Records from a data source
==============================
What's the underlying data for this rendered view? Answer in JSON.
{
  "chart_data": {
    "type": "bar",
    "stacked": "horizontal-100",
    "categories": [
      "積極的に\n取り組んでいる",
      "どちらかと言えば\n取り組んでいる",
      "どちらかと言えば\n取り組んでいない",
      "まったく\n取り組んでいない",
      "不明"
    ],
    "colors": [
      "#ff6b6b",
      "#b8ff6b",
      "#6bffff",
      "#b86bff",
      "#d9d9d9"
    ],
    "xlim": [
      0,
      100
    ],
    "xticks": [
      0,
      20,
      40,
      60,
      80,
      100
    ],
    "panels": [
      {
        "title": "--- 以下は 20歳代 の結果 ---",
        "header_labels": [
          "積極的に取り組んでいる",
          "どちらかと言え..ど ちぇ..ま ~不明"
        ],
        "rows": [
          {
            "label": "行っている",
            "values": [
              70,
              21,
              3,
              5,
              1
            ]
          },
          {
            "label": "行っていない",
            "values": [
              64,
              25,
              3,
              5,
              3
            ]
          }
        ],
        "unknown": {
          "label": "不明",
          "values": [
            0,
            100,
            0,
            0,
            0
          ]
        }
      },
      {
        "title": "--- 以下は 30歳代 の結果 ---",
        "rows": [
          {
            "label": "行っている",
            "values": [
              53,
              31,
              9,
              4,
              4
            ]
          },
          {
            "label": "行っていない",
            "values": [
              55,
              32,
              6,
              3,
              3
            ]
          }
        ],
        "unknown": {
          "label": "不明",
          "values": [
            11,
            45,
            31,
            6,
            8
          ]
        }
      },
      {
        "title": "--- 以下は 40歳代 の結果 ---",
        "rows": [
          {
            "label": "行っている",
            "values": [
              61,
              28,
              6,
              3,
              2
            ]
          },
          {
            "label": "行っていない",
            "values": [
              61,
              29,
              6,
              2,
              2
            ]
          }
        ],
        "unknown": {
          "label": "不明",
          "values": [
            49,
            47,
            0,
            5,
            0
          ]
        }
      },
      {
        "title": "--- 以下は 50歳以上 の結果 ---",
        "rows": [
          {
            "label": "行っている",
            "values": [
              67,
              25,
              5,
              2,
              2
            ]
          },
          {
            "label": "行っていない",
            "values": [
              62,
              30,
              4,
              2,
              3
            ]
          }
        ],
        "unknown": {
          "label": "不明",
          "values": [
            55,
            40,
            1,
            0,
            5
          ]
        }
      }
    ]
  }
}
==============================
## SET TASK
Scan the records for the string "title". Copy each line in which it appears.

## RESULT BELOW
        "title": "--- 以下は 20歳代 の結果 ---",
        "title": "--- 以下は 30歳代 の結果 ---",
        "title": "--- 以下は 40歳代 の結果 ---",
        "title": "--- 以下は 50歳以上 の結果 ---",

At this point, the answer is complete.